● **Provided passage**
━━━━━━━━━━

Nhảy tới nội dung

Extending Lake indexer with start options

The End

This tutorial ends with the example code of the simple indexer built on top of NEAR Lake Framework that can start:

  • from specified block height (out of the box)
    ./target/release/indexer mainnet from-block 65359506
  • from the latest final block from the network
    ./target/release/indexer mainnet from-latest
  • from the block indexer has indexed the last before it was interrupted
    ./target/release/indexer mainnet from-interruption

Motivation

To find out whether you need an indexer for you project and to create one means you're covering only one side of things - the development.

There is another important side - the maintenance. This involves:

  • indexer needs to be upgraded with a newer version of dependencies
  • indexer needs to be updates with a new features you've made
  • your server needs some maintenance
  • incident had happened
  • etc.

Almost in all of the above cases you might want to start or restart your indexer not only from the specific block you need to provide, but from the block it was stopped, or from the latest final block in the network.

NEAR Lake Framework doesn't provide such options. Actually, we didn't empower the library with these options to start indexer intentionally.

━━━━━━━━━━

● **Data provided**
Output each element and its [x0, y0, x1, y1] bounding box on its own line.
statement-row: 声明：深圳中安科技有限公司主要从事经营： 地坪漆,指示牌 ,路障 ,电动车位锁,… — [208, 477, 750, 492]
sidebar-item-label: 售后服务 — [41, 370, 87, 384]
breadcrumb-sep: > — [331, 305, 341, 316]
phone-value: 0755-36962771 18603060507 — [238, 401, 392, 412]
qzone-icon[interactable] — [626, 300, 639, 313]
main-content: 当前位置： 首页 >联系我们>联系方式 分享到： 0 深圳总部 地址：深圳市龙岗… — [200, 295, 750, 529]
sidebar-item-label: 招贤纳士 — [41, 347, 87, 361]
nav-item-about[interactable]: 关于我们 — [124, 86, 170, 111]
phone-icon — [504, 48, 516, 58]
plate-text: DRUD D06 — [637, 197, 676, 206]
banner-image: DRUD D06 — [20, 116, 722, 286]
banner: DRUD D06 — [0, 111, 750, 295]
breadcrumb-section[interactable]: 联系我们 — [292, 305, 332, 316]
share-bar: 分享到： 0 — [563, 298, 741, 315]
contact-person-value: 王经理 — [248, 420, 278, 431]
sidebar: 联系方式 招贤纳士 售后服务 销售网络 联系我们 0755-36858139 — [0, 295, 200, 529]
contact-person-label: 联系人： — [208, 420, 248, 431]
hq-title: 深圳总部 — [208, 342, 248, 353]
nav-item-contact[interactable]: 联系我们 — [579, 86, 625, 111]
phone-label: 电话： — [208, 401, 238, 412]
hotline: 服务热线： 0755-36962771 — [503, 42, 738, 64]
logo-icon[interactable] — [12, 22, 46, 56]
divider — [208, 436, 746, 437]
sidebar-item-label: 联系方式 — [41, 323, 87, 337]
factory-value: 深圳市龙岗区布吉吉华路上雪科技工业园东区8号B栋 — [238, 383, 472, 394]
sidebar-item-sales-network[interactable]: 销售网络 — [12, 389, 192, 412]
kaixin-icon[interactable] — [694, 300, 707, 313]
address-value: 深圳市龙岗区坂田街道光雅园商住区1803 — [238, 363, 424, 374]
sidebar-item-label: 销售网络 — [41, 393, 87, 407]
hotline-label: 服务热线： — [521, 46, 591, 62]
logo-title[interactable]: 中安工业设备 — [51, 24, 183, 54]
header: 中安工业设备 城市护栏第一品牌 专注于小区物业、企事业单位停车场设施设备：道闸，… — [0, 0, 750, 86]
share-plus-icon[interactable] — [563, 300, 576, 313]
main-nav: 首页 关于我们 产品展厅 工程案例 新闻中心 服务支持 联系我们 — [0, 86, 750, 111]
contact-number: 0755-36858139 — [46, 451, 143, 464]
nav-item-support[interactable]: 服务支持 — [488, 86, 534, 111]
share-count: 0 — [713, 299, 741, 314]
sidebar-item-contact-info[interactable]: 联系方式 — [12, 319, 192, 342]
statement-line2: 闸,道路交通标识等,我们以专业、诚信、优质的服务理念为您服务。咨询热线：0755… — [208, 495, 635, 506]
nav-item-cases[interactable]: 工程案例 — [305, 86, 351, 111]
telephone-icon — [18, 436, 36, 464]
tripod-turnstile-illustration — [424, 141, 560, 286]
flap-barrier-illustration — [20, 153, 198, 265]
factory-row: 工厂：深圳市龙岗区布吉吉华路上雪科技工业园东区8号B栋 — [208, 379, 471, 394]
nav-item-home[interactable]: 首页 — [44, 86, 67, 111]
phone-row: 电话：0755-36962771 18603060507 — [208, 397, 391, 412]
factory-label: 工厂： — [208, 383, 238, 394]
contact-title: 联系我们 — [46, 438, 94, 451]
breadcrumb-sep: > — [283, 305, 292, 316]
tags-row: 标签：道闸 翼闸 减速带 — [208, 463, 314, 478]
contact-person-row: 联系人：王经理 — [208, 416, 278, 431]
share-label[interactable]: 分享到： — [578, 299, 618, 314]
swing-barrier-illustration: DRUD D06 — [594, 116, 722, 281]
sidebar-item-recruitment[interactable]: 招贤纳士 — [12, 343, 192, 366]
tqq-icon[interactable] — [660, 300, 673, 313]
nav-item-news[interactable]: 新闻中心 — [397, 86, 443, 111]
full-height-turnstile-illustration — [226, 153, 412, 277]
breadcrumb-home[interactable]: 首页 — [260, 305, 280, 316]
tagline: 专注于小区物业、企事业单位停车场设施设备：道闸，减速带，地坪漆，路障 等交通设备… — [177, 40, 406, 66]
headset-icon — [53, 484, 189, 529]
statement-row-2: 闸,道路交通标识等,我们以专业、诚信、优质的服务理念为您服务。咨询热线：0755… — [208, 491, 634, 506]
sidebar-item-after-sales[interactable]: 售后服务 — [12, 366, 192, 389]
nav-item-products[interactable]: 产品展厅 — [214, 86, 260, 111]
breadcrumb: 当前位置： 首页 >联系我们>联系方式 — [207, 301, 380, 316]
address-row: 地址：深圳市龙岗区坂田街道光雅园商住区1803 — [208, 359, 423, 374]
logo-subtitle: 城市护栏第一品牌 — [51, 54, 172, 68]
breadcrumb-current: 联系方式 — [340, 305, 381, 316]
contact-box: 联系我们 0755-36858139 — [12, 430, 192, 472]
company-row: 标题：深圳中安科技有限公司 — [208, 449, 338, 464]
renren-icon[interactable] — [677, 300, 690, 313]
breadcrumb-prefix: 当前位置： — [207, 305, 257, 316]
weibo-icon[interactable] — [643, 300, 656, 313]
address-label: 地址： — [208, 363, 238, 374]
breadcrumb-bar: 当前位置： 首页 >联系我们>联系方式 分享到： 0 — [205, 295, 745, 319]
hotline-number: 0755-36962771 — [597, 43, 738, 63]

━━━━━━━━━━

● **Tasks to perform**
[a] Can you sum up the indexer tutorial in two sentences?
[b] Which command lines does the indexer tutorial give for starting the indexer?
[c] Quote the part of the indexer tutorial that opens with the words containing "To find out" and closes with "start indexer intentionally.".
Use only the indexer tutorial as your source, not the entries.

● **Answers to the tasks**
[a] The indexer tutorial ends with example code for a simple indexer built on top of NEAR Lake Framework that can start from a specified block height, from the latest final block in the network, or from the block it last indexed before it was interrupted. It explains that maintenance situations like dependency upgrades, new features, server maintenance or incidents can call for starting or restarting the indexer in these ways, and it notes that NEAR Lake Framework intentionally doesn't provide such start options.

[b]
- ./target/release/indexer mainnet from-block 65359506
- ./target/release/indexer mainnet from-latest
- ./target/release/indexer mainnet from-interruption

[c]
To find out whether you need an indexer for you project and to create one means you're covering only one side of things - the development.

There is another important side - the maintenance. This involves:

  • indexer needs to be upgraded with a newer version of dependencies
  • indexer needs to be updates with a new features you've made
  • your server needs some maintenance
  • incident had happened
  • etc.

Almost in all of the above cases you might want to start or restart your indexer not only from the specific block you need to provide, but from the block it was stopped, or from the latest final block in the network.

NEAR Lake Framework doesn't provide such options. Actually, we didn't empower the library with these options to start indexer intentionally.